● TO DO: Gather every line of the material below that contains the string "axis", matching case exactly.

[Data pulled from a collection]
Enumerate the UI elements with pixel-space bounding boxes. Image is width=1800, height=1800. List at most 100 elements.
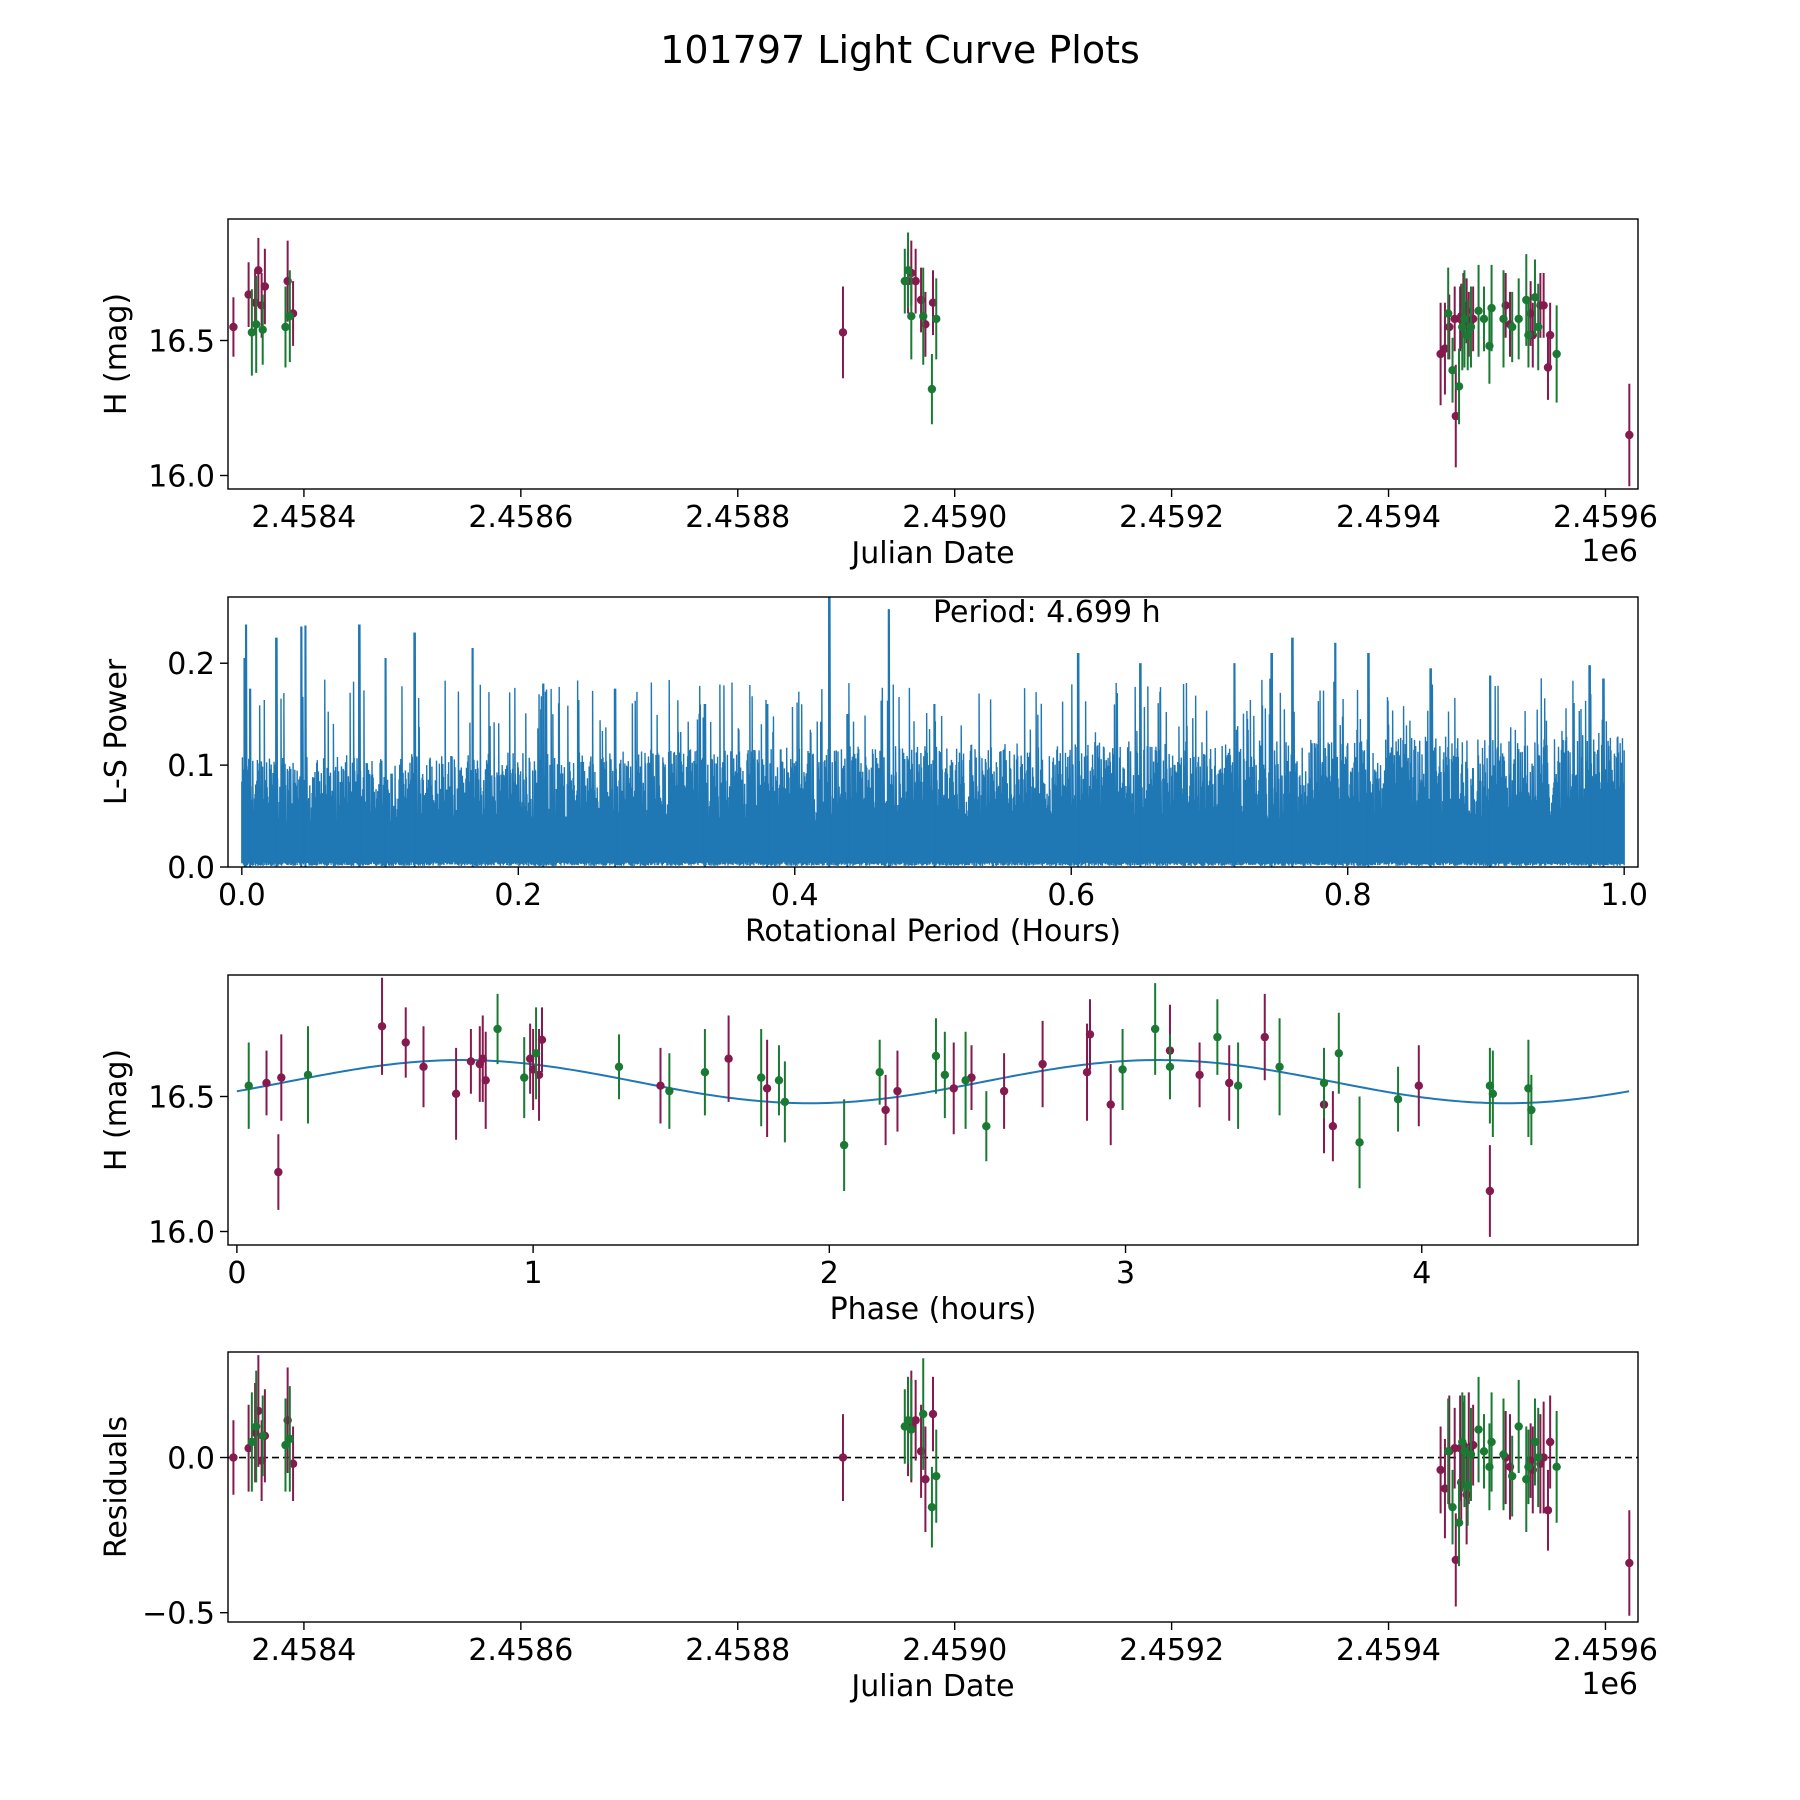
data-point — [1233, 1081, 1243, 1090]
data-point — [1466, 1450, 1476, 1459]
data-point — [928, 1409, 938, 1419]
data-point — [1543, 1506, 1553, 1515]
data-point — [303, 1070, 313, 1080]
data-point — [1545, 330, 1555, 340]
data-point — [247, 1437, 257, 1447]
data-point — [481, 1076, 490, 1085]
panel-lightcurve: 2.4584 2.4586 2.4588 2.4590 2.4592 2.4594 2.45… — [99, 218, 1658, 571]
axes-frame — [227, 974, 1639, 1246]
y-axis-label: Residuals — [99, 1416, 134, 1558]
x-tick-label: 2.4584 — [251, 500, 356, 535]
y-axis-label: H (mag) — [99, 293, 134, 415]
panel-periodogram: Period: 4.699 h 0.0 0.2 0.4 0.6 0.8 1.0 0.0 0.1 0… — [99, 595, 1648, 949]
data-point — [903, 1416, 913, 1425]
data-point — [254, 266, 263, 275]
x-tick-label: 0.8 — [1324, 878, 1372, 913]
data-point — [1479, 314, 1489, 324]
data-point — [927, 1502, 937, 1512]
panel-phase: 0 1 2 3 4 16.0 16.5 Phase (hours) H (mag) — [99, 974, 1639, 1327]
data-point — [1460, 1447, 1469, 1456]
data-point — [931, 1051, 941, 1061]
x-tick-label: 3 — [1116, 1256, 1135, 1291]
data-point — [1463, 1481, 1472, 1490]
x-tick-label: 2.4588 — [685, 500, 790, 535]
data-point — [1451, 411, 1460, 421]
data-point — [1499, 314, 1508, 324]
x-tick-label: 2.4586 — [468, 1633, 573, 1668]
data-point — [928, 298, 938, 307]
data-point — [774, 1076, 784, 1085]
data-point — [911, 1416, 920, 1425]
data-point — [252, 320, 261, 329]
plot-area — [241, 597, 1625, 867]
data-point — [531, 1049, 541, 1058]
data-point — [875, 1068, 884, 1077]
data-point — [281, 322, 290, 332]
data-point — [1534, 1453, 1543, 1462]
data-point — [1499, 1450, 1508, 1459]
x-offset-label: 1e6 — [1581, 534, 1638, 569]
y-tick-label: 0.0 — [167, 851, 215, 886]
data-point — [1445, 322, 1454, 332]
data-point — [1393, 1095, 1403, 1104]
data-point — [838, 1453, 848, 1462]
x-tick-label: 0.4 — [771, 878, 819, 913]
data-point — [1485, 1186, 1495, 1196]
data-point — [285, 312, 295, 321]
data-point — [1463, 330, 1472, 340]
data-point — [700, 1068, 710, 1077]
data-point — [262, 1078, 271, 1088]
axes-frame — [227, 218, 1639, 490]
data-point — [961, 1076, 970, 1085]
data-point — [1038, 1059, 1047, 1069]
data-point — [1082, 1068, 1092, 1077]
data-point — [281, 1440, 290, 1450]
data-point — [229, 322, 238, 332]
data-point — [1474, 1425, 1483, 1434]
periodogram-line — [241, 597, 1625, 866]
data-point — [921, 1475, 930, 1484]
data-point — [257, 301, 266, 310]
data-point — [1195, 1070, 1204, 1080]
data-point — [258, 325, 267, 334]
data-point — [911, 276, 920, 286]
data-point — [1625, 1558, 1634, 1568]
data-point — [244, 290, 253, 299]
x-tick-label: 2 — [820, 1256, 839, 1291]
data-point — [932, 314, 941, 324]
data-point — [244, 1444, 253, 1453]
data-point — [1451, 1555, 1460, 1565]
data-point — [277, 1073, 286, 1082]
data-point — [1488, 1089, 1498, 1099]
data-point — [1522, 295, 1531, 305]
y-tick-label: 0.2 — [167, 647, 215, 682]
data-point — [780, 1097, 790, 1107]
figure-title: 101797 Light Curve Plots — [660, 28, 1140, 72]
data-point — [881, 1105, 890, 1115]
y-tick-label: 16.5 — [148, 1081, 215, 1116]
data-point — [1260, 1032, 1269, 1042]
data-point — [1474, 306, 1483, 315]
x-tick-label: 0.0 — [218, 878, 266, 913]
data-point — [1275, 1062, 1284, 1072]
data-point — [401, 1038, 410, 1047]
y-tick-label: 16.5 — [148, 325, 215, 360]
data-point — [1448, 1502, 1457, 1512]
data-point — [839, 1140, 849, 1150]
y-axis-label: H (mag) — [99, 1049, 134, 1171]
data-point — [1454, 1518, 1464, 1527]
data-point — [724, 1054, 733, 1063]
data-point — [1150, 1024, 1160, 1034]
x-tick-label: 1.0 — [1600, 878, 1648, 913]
data-point — [919, 1409, 928, 1419]
data-point — [949, 1084, 958, 1093]
data-point — [1552, 1462, 1561, 1472]
data-point — [1454, 382, 1464, 391]
data-point — [1118, 1065, 1127, 1074]
data-point — [1514, 1422, 1523, 1431]
y-axis-label: L-S Power — [99, 658, 134, 805]
x-tick-label: 1 — [524, 1256, 543, 1291]
data-point — [1355, 1138, 1364, 1147]
x-offset-label: 1e6 — [1581, 1667, 1638, 1702]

● EXERCISE RESULT:
y-axis-label: Residuals — [99, 1416, 134, 1558]
y-axis-label: H (mag) — [99, 293, 134, 415]
y-axis-label: H (mag) — [99, 1049, 134, 1171]
y-axis-label: L-S Power — [99, 658, 134, 805]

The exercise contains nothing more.